* Prompt *
Every line that contains the word "Submit" should be copied out.

Data excerpts:
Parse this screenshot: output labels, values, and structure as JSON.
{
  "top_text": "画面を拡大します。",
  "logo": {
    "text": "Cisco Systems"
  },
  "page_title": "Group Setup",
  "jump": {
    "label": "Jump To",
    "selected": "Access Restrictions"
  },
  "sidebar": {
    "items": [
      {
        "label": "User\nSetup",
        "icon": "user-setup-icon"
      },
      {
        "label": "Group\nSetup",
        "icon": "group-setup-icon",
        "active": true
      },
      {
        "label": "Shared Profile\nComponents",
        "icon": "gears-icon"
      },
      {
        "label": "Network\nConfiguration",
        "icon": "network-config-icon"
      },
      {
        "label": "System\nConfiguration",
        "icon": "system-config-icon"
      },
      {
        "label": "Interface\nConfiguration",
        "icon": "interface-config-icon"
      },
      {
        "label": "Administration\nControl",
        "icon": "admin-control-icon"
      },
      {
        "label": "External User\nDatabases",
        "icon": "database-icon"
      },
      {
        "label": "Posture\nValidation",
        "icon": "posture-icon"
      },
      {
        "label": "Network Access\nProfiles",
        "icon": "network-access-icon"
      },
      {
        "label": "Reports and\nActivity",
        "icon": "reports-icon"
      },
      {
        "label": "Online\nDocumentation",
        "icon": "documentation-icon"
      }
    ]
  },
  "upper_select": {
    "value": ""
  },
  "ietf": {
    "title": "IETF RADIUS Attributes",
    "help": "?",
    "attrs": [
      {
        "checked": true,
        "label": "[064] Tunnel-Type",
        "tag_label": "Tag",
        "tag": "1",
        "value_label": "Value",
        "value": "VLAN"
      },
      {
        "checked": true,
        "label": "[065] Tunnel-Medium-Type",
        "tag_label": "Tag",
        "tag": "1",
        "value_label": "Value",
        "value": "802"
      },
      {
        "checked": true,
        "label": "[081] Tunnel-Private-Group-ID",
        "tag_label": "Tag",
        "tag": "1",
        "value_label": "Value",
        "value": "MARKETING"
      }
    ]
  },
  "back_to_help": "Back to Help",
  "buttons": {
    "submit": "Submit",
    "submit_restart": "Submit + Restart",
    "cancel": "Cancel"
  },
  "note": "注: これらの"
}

* The solution *
    "submit": "Submit",
    "submit_restart": "Submit + Restart",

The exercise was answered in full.